[Information supplied start]
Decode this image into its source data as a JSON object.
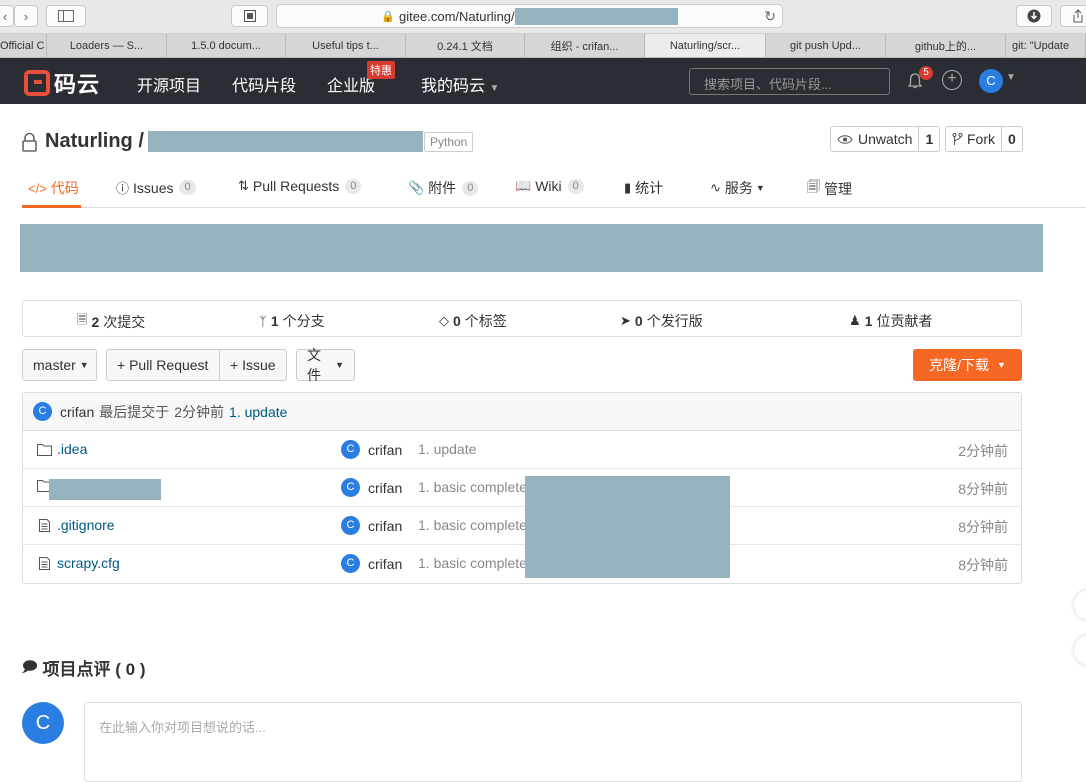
{
  "browser": {
    "url_prefix": "gitee.com/Naturling/",
    "tabs": [
      {
        "label": "Official C"
      },
      {
        "label": "Loaders — S..."
      },
      {
        "label": "1.5.0 docum..."
      },
      {
        "label": "Useful tips t..."
      },
      {
        "label": "0.24.1 文档"
      },
      {
        "label": "组织 - crifan..."
      },
      {
        "label": "Naturling/scr..."
      },
      {
        "label": "git push Upd..."
      },
      {
        "label": "github上的..."
      },
      {
        "label": "git: \"Update"
      }
    ]
  },
  "nav": {
    "logo": "码云",
    "links": [
      "开源项目",
      "代码片段",
      "企业版",
      "我的码云"
    ],
    "hot_badge": "特惠",
    "search_placeholder": "搜索项目、代码片段...",
    "notifications": "5",
    "user_initial": "C"
  },
  "repo": {
    "owner": "Naturling /",
    "language": "Python",
    "watch_label": "Unwatch",
    "watch_count": "1",
    "fork_label": "Fork",
    "fork_count": "0"
  },
  "tabs": [
    {
      "label": "代码",
      "count": null
    },
    {
      "label": "Issues",
      "count": "0"
    },
    {
      "label": "Pull Requests",
      "count": "0"
    },
    {
      "label": "附件",
      "count": "0"
    },
    {
      "label": "Wiki",
      "count": "0"
    },
    {
      "label": "统计",
      "count": null
    },
    {
      "label": "服务",
      "count": null
    },
    {
      "label": "管理",
      "count": null
    }
  ],
  "stats": [
    {
      "num": "2",
      "label": "次提交"
    },
    {
      "num": "1",
      "label": "个分支"
    },
    {
      "num": "0",
      "label": "个标签"
    },
    {
      "num": "0",
      "label": "个发行版"
    },
    {
      "num": "1",
      "label": "位贡献者"
    }
  ],
  "actions": {
    "branch": "master",
    "pull_request": "+ Pull Request",
    "issue": "+ Issue",
    "files": "文件",
    "clone": "克隆/下载"
  },
  "last_commit": {
    "author": "crifan",
    "text": "最后提交于",
    "when": "2分钟前",
    "message": "1. update"
  },
  "files": [
    {
      "name": ".idea",
      "type": "folder",
      "author": "crifan",
      "message": "1. update",
      "time": "2分钟前"
    },
    {
      "name": "",
      "type": "folder",
      "author": "crifan",
      "message": "1. basic complete",
      "time": "8分钟前"
    },
    {
      "name": ".gitignore",
      "type": "file",
      "author": "crifan",
      "message": "1. basic complete",
      "time": "8分钟前"
    },
    {
      "name": "scrapy.cfg",
      "type": "file",
      "author": "crifan",
      "message": "1. basic complete",
      "time": "8分钟前"
    }
  ],
  "comments": {
    "title": "项目点评 ( 0 )",
    "placeholder": "在此输入你对项目想说的话...",
    "user_initial": "C"
  },
  "colors": {
    "accent": "#f56722",
    "nav_bg": "#2b2d34",
    "link": "#005980",
    "redaction": "#96b3c0",
    "avatar": "#2a7de1"
  }
}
[Information supplied end]
§ **What you should do**
Retype each entry precisely. Skip images entirely.

§ **Task output**
Decode this image into its source data as a JSON object.
{
  "browser": {
    "url_prefix": "gitee.com/Naturling/",
    "tabs": [
      {
        "label": "Official C"
      },
      {
        "label": "Loaders — S..."
      },
      {
        "label": "1.5.0 docum..."
      },
      {
        "label": "Useful tips t..."
      },
      {
        "label": "0.24.1 文档"
      },
      {
        "label": "组织 - crifan..."
      },
      {
        "label": "Naturling/scr..."
      },
      {
        "label": "git push Upd..."
      },
      {
        "label": "github上的..."
      },
      {
        "label": "git: \"Update"
      }
    ]
  },
  "nav": {
    "logo": "码云",
    "links": [
      "开源项目",
      "代码片段",
      "企业版",
      "我的码云"
    ],
    "hot_badge": "特惠",
    "search_placeholder": "搜索项目、代码片段...",
    "notifications": "5",
    "user_initial": "C"
  },
  "repo": {
    "owner": "Naturling /",
    "language": "Python",
    "watch_label": "Unwatch",
    "watch_count": "1",
    "fork_label": "Fork",
    "fork_count": "0"
  },
  "tabs": [
    {
      "label": "代码",
      "count": null
    },
    {
      "label": "Issues",
      "count": "0"
    },
    {
      "label": "Pull Requests",
      "count": "0"
    },
    {
      "label": "附件",
      "count": "0"
    },
    {
      "label": "Wiki",
      "count": "0"
    },
    {
      "label": "统计",
      "count": null
    },
    {
      "label": "服务",
      "count": null
    },
    {
      "label": "管理",
      "count": null
    }
  ],
  "stats": [
    {
      "num": "2",
      "label": "次提交"
    },
    {
      "num": "1",
      "label": "个分支"
    },
    {
      "num": "0",
      "label": "个标签"
    },
    {
      "num": "0",
      "label": "个发行版"
    },
    {
      "num": "1",
      "label": "位贡献者"
    }
  ],
  "actions": {
    "branch": "master",
    "pull_request": "+ Pull Request",
    "issue": "+ Issue",
    "files": "文件",
    "clone": "克隆/下载"
  },
  "last_commit": {
    "author": "crifan",
    "text": "最后提交于",
    "when": "2分钟前",
    "message": "1. update"
  },
  "files": [
    {
      "name": ".idea",
      "type": "folder",
      "author": "crifan",
      "message": "1. update",
      "time": "2分钟前"
    },
    {
      "name": "",
      "type": "folder",
      "author": "crifan",
      "message": "1. basic complete",
      "time": "8分钟前"
    },
    {
      "name": ".gitignore",
      "type": "file",
      "author": "crifan",
      "message": "1. basic complete",
      "time": "8分钟前"
    },
    {
      "name": "scrapy.cfg",
      "type": "file",
      "author": "crifan",
      "message": "1. basic complete",
      "time": "8分钟前"
    }
  ],
  "comments": {
    "title": "项目点评 ( 0 )",
    "placeholder": "在此输入你对项目想说的话...",
    "user_initial": "C"
  },
  "colors": {
    "accent": "#f56722",
    "nav_bg": "#2b2d34",
    "link": "#005980",
    "redaction": "#96b3c0",
    "avatar": "#2a7de1"
  }
}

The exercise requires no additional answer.